▸ **AIM OF THE EXERCISE**: Determine how many lines of the data below contain "from", then give only that number.
============
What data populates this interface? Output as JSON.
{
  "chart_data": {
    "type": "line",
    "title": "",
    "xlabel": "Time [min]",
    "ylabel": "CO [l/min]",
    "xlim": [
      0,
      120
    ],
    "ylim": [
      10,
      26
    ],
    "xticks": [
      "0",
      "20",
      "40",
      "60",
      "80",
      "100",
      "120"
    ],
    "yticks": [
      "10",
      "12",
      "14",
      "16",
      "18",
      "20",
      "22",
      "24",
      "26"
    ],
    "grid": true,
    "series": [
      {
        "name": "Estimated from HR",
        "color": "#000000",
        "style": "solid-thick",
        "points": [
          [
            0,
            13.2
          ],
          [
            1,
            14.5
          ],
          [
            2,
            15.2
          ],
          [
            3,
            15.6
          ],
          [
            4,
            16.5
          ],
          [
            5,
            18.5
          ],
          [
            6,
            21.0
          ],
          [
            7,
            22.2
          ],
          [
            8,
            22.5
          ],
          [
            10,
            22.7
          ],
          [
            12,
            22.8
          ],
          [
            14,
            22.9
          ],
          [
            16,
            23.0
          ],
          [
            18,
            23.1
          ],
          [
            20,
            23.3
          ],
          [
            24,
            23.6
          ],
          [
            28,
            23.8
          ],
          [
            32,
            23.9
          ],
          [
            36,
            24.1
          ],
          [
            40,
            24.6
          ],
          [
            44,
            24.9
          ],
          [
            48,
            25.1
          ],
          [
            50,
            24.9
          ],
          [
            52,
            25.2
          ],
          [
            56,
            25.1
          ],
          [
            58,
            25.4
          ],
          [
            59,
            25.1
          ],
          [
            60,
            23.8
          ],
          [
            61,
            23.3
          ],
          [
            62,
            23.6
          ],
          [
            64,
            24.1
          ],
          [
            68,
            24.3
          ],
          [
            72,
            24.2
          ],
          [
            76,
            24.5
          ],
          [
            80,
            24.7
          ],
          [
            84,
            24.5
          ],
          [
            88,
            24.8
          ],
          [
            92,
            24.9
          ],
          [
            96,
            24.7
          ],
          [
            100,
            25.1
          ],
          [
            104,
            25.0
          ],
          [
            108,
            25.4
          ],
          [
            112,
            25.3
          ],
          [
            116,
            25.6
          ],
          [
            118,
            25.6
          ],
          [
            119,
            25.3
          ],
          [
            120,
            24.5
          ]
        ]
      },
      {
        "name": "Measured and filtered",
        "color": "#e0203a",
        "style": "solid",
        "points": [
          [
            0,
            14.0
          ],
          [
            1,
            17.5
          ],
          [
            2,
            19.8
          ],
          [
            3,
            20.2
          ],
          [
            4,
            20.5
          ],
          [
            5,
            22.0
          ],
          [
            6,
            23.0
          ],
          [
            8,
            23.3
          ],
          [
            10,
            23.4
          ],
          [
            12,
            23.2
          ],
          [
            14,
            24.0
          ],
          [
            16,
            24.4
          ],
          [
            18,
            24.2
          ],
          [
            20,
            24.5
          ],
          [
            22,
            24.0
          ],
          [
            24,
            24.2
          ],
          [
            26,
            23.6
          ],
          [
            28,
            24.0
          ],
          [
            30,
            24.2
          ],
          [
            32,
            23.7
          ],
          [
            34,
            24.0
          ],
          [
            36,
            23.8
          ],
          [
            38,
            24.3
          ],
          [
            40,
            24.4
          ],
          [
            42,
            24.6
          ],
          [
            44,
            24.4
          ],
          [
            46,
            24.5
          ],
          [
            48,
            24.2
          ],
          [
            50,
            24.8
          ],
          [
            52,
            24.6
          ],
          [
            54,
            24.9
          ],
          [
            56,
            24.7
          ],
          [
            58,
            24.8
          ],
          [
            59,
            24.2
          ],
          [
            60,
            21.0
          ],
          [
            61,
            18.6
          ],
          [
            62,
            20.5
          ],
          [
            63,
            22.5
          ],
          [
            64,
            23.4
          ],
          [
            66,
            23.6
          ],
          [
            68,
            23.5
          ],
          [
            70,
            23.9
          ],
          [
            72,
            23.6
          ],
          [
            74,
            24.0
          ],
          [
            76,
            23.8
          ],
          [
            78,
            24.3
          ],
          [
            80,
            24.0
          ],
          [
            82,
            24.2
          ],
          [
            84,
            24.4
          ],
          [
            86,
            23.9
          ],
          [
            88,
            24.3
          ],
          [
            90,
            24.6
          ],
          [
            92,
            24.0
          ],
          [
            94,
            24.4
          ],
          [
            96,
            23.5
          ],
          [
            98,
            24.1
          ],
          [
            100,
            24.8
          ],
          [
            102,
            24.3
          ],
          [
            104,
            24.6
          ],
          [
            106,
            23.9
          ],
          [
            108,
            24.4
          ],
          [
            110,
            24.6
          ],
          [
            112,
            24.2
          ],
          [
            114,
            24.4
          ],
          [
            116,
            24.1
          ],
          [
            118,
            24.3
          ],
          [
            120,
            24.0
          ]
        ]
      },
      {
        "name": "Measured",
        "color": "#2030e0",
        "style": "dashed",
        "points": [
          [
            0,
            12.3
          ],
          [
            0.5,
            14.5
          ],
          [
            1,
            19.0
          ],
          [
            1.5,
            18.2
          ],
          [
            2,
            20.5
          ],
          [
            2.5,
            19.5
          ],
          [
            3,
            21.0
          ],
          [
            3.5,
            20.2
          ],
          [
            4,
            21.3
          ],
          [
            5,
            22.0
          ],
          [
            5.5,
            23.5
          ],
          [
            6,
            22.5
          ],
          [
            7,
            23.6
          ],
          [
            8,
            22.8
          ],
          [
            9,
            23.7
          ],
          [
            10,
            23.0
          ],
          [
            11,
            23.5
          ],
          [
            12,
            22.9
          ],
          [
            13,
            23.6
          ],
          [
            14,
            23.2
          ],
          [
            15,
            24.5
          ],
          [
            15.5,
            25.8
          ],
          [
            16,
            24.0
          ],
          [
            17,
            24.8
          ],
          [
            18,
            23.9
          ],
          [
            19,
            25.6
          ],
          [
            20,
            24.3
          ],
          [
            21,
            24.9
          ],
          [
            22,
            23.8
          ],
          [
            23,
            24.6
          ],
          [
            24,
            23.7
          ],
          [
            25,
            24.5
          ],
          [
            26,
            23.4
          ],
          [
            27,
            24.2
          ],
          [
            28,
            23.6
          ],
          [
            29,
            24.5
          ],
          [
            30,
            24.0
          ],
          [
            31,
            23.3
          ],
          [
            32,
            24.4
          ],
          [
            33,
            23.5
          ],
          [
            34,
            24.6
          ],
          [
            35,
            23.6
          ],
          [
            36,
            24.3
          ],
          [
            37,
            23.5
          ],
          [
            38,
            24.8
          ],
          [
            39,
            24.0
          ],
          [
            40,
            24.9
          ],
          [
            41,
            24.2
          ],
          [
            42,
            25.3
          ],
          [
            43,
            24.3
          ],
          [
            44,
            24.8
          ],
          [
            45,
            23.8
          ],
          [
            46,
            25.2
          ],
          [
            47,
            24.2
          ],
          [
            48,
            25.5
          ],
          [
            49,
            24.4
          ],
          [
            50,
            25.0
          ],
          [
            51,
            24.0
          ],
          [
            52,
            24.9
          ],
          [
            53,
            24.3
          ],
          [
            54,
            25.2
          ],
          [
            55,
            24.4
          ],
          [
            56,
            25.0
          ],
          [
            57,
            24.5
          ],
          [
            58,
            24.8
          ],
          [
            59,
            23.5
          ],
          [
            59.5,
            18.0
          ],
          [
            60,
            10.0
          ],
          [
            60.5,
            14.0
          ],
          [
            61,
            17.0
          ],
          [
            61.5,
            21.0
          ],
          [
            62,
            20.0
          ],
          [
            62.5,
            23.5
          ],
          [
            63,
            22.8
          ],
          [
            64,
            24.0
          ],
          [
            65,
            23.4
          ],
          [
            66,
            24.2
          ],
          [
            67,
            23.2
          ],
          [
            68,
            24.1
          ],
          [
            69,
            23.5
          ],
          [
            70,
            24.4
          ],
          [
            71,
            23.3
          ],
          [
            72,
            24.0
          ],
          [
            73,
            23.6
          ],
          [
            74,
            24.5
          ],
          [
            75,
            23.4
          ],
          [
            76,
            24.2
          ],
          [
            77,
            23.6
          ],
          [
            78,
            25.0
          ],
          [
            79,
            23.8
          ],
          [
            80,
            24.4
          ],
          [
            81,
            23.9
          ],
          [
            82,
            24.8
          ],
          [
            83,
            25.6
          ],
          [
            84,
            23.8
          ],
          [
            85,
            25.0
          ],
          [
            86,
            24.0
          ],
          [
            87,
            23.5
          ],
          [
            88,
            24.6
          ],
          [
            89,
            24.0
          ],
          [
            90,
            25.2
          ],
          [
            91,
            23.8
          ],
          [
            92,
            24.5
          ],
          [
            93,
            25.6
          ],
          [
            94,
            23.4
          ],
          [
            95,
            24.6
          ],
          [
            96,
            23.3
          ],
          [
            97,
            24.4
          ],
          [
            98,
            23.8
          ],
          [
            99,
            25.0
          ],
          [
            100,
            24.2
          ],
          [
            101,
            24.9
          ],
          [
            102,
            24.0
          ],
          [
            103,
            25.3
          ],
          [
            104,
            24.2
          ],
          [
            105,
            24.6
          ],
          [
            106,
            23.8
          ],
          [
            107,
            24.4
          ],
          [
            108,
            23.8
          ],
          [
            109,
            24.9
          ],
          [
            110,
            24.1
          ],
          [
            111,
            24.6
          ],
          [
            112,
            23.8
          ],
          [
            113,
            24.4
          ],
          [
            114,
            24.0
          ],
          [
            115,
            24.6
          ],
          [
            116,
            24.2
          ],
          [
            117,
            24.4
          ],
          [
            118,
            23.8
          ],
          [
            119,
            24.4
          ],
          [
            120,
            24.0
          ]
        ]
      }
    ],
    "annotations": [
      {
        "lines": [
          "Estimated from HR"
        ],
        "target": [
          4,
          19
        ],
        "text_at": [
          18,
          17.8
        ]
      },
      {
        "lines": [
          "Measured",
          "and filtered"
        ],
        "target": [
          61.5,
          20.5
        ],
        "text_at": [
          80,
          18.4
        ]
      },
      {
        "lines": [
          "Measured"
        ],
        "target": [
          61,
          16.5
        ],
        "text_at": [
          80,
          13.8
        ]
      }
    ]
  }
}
============
▸ **RESULT OF THE EXERCISE**: 2